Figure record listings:
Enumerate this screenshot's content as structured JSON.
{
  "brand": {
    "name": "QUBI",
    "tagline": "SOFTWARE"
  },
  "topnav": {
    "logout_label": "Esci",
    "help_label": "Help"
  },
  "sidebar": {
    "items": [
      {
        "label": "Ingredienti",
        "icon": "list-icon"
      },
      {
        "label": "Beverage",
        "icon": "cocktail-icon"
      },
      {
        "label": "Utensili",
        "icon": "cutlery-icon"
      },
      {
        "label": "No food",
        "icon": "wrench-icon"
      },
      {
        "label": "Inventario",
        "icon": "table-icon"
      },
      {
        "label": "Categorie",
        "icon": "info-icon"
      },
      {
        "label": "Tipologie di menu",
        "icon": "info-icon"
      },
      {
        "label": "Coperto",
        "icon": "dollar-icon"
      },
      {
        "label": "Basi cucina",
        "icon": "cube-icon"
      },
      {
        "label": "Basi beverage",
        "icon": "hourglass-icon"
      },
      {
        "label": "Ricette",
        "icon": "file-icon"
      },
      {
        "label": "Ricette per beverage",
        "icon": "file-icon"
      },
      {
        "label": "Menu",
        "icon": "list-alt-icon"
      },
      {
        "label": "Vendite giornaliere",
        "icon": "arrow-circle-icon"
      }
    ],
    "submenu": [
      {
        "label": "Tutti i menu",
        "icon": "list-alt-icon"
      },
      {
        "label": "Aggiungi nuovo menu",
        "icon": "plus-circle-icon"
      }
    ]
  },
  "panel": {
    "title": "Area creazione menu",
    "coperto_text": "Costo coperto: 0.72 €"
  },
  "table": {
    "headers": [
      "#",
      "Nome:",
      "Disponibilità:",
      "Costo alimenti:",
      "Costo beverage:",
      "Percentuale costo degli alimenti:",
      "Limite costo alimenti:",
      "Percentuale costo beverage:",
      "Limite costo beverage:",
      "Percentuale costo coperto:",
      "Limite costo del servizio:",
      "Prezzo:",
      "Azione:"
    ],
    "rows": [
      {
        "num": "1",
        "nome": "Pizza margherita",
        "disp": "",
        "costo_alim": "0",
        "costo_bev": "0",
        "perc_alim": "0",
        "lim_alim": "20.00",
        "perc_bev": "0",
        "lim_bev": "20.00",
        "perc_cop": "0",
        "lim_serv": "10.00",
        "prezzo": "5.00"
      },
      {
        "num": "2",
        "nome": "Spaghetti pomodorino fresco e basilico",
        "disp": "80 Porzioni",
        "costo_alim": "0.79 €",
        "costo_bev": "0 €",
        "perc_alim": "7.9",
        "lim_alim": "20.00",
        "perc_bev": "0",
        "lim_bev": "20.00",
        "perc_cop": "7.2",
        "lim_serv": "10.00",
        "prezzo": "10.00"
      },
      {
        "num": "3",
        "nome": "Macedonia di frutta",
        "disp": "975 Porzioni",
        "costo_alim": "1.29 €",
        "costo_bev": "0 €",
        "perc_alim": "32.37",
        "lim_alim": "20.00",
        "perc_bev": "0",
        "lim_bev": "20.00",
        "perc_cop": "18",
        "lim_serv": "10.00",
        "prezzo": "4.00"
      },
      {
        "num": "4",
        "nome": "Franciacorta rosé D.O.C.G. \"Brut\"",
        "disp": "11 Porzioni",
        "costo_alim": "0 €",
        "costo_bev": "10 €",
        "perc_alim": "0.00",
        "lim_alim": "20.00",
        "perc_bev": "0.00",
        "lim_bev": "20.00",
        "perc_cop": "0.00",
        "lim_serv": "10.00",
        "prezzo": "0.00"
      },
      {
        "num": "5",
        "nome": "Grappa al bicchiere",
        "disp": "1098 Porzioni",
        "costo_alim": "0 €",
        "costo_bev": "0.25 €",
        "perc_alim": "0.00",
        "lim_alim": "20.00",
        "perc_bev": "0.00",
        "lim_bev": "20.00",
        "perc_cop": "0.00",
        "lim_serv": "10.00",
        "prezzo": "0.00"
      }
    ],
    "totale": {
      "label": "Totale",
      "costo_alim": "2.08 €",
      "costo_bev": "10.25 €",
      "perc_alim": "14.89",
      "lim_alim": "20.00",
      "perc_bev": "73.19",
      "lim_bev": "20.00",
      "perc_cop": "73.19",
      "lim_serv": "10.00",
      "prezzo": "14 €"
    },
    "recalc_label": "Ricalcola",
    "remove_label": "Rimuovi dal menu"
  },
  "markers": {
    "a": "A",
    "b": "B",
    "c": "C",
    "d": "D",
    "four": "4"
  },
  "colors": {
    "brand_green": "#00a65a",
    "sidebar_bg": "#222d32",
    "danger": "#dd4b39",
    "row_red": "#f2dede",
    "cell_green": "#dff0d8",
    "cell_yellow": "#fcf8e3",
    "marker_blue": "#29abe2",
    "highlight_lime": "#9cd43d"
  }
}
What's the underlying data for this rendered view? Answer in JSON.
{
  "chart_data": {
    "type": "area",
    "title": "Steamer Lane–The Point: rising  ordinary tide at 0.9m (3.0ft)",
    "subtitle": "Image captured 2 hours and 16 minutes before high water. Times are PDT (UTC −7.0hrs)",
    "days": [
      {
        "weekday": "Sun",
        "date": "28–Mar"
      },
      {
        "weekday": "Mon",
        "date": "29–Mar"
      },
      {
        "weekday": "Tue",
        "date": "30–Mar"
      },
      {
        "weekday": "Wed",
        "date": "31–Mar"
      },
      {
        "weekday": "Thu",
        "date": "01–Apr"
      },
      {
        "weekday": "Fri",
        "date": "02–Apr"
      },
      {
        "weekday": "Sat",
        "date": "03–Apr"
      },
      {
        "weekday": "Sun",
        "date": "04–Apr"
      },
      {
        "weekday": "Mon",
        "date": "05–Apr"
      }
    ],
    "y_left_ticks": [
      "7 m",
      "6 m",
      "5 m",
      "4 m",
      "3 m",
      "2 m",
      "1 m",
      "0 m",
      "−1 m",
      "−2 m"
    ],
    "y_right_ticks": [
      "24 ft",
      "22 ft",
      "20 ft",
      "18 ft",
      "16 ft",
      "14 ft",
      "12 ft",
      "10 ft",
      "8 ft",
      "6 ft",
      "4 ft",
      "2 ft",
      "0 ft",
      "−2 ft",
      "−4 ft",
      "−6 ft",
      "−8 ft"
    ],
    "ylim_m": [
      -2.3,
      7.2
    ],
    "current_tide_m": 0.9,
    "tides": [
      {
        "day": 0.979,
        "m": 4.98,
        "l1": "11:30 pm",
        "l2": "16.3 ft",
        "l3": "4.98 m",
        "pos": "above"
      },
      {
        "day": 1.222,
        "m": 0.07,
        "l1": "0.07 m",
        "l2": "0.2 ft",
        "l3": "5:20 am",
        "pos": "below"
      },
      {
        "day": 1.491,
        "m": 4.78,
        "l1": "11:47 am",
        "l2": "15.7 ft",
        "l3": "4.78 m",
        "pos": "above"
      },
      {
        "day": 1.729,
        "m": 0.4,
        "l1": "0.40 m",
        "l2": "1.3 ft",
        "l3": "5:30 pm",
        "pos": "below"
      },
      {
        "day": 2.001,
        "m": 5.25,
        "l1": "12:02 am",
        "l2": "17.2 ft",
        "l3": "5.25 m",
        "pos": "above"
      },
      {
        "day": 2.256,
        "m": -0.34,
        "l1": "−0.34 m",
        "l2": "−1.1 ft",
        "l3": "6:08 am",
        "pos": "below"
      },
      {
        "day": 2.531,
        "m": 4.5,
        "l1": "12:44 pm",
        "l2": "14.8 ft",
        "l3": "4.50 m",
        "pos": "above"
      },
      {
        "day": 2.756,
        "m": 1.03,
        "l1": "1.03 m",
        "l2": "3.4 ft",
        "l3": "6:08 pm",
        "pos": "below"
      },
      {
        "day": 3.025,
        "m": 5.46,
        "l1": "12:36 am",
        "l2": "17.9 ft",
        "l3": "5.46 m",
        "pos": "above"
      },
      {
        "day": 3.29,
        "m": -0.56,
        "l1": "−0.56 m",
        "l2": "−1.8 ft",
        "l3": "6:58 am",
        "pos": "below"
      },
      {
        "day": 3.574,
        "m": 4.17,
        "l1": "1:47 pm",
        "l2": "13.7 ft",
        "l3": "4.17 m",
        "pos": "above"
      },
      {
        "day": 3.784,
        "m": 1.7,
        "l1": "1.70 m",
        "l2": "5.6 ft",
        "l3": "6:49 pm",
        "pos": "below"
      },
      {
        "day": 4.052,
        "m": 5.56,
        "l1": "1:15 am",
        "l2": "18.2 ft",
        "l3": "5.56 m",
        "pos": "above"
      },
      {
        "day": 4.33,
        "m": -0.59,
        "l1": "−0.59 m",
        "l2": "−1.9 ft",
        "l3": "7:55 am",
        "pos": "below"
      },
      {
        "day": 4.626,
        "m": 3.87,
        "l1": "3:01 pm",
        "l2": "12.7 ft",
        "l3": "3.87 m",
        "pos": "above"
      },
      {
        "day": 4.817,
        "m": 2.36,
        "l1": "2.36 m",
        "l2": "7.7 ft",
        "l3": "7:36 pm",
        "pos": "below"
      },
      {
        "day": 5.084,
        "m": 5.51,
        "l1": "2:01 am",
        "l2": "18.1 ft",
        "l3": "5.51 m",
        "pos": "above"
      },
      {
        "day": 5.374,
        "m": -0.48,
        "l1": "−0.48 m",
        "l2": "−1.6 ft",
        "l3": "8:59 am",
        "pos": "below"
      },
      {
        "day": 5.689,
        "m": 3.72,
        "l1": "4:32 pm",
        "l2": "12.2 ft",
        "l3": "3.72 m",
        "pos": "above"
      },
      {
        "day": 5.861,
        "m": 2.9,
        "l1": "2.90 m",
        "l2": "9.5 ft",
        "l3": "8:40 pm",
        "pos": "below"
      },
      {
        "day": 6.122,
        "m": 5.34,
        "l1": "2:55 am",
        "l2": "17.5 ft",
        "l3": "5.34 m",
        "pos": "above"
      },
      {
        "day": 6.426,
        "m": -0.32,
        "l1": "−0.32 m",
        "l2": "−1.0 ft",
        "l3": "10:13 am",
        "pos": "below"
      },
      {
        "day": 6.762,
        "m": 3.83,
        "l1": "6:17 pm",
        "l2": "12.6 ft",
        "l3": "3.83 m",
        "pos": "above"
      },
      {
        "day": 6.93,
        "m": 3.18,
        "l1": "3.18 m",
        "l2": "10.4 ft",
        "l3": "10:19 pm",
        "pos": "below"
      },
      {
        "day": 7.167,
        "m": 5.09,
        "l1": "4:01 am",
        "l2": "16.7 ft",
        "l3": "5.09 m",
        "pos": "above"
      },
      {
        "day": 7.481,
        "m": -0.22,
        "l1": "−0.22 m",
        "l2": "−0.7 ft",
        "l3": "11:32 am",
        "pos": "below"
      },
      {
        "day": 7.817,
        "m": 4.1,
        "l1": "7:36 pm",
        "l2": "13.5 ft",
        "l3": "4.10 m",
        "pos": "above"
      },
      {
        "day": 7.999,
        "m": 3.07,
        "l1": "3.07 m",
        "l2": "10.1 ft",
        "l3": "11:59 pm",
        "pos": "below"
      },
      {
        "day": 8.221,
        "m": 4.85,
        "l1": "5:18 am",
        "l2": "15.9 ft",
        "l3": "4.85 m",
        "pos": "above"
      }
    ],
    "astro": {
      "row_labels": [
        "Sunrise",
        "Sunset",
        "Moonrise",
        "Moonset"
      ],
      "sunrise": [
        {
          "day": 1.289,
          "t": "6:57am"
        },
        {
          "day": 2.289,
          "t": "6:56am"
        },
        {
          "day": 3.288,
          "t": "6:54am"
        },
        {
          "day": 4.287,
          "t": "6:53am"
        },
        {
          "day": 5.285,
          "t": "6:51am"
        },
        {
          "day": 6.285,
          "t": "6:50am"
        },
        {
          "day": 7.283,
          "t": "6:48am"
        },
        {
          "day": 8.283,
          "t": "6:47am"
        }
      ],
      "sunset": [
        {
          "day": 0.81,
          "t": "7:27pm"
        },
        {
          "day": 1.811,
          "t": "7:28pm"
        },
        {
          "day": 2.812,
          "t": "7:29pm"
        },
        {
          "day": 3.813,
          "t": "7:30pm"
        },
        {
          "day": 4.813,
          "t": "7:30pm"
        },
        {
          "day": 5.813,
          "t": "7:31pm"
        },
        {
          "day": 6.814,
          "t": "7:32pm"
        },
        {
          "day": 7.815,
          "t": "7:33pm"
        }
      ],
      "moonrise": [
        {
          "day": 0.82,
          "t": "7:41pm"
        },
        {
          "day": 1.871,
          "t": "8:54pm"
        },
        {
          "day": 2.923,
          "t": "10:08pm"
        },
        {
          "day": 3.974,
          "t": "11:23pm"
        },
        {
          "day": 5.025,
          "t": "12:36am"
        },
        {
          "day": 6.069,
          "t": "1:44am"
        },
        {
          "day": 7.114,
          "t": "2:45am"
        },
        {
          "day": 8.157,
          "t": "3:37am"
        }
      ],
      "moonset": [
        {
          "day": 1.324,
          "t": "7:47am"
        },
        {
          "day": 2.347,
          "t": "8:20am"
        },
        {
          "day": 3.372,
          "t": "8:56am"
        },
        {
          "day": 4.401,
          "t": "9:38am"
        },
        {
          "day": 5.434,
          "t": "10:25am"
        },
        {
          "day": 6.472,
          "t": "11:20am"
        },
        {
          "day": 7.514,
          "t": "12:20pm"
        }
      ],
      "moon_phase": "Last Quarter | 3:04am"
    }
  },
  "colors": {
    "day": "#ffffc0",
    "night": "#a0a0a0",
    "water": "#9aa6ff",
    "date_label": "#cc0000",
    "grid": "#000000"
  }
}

» Set exercise:
Identify the lines of the entries containing the string "this". Copy each such line.

» Exercise solution:
Enumerate this screenshot's content as structured JSON.
What's the underlying data for this rendered view? Answer in JSON.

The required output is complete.